* WHAT YOU SHOULD DO *
All of the records below should be output exactly.

* INPUT RECORDS *
┌──

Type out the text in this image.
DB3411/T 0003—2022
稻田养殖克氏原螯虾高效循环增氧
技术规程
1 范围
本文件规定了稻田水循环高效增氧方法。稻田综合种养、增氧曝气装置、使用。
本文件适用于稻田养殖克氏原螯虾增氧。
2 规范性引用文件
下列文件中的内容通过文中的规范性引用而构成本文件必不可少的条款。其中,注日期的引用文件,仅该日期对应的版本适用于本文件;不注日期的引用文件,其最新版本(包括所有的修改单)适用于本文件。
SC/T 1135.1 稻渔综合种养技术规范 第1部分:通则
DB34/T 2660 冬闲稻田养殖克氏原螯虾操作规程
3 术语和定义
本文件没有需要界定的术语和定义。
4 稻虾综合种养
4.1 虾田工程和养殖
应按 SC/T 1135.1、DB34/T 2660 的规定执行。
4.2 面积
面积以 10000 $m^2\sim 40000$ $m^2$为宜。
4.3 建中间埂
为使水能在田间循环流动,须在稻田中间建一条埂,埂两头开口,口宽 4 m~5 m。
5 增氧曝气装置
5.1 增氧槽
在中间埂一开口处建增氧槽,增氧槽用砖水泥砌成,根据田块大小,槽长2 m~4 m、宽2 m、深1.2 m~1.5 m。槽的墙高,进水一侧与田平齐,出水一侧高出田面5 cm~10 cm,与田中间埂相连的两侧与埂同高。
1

└──

* RESPONSE TO THE TASK *
Type out the text in this image.
DB3411/T 0003—2022
稻田养殖克氏原螯虾高效循环增氧
技术规程
1 范围
本文件规定了稻田水循环高效增氧方法。稻田综合种养、增氧曝气装置、使用。
本文件适用于稻田养殖克氏原螯虾增氧。
2 规范性引用文件
下列文件中的内容通过文中的规范性引用而构成本文件必不可少的条款。其中,注日期的引用文件,仅该日期对应的版本适用于本文件;不注日期的引用文件,其最新版本(包括所有的修改单)适用于本文件。
SC/T 1135.1 稻渔综合种养技术规范 第1部分:通则
DB34/T 2660 冬闲稻田养殖克氏原螯虾操作规程
3 术语和定义
本文件没有需要界定的术语和定义。
4 稻虾综合种养
4.1 虾田工程和养殖
应按 SC/T 1135.1、DB34/T 2660 的规定执行。
4.2 面积
面积以 10000 $m^2\sim 40000$ $m^2$为宜。
4.3 建中间埂
为使水能在田间循环流动,须在稻田中间建一条埂,埂两头开口,口宽 4 m~5 m。
5 增氧曝气装置
5.1 增氧槽
在中间埂一开口处建增氧槽,增氧槽用砖水泥砌成,根据田块大小,槽长2 m~4 m、宽2 m、深1.2 m~1.5 m。槽的墙高,进水一侧与田平齐,出水一侧高出田面5 cm~10 cm,与田中间埂相连的两侧与埂同高。
1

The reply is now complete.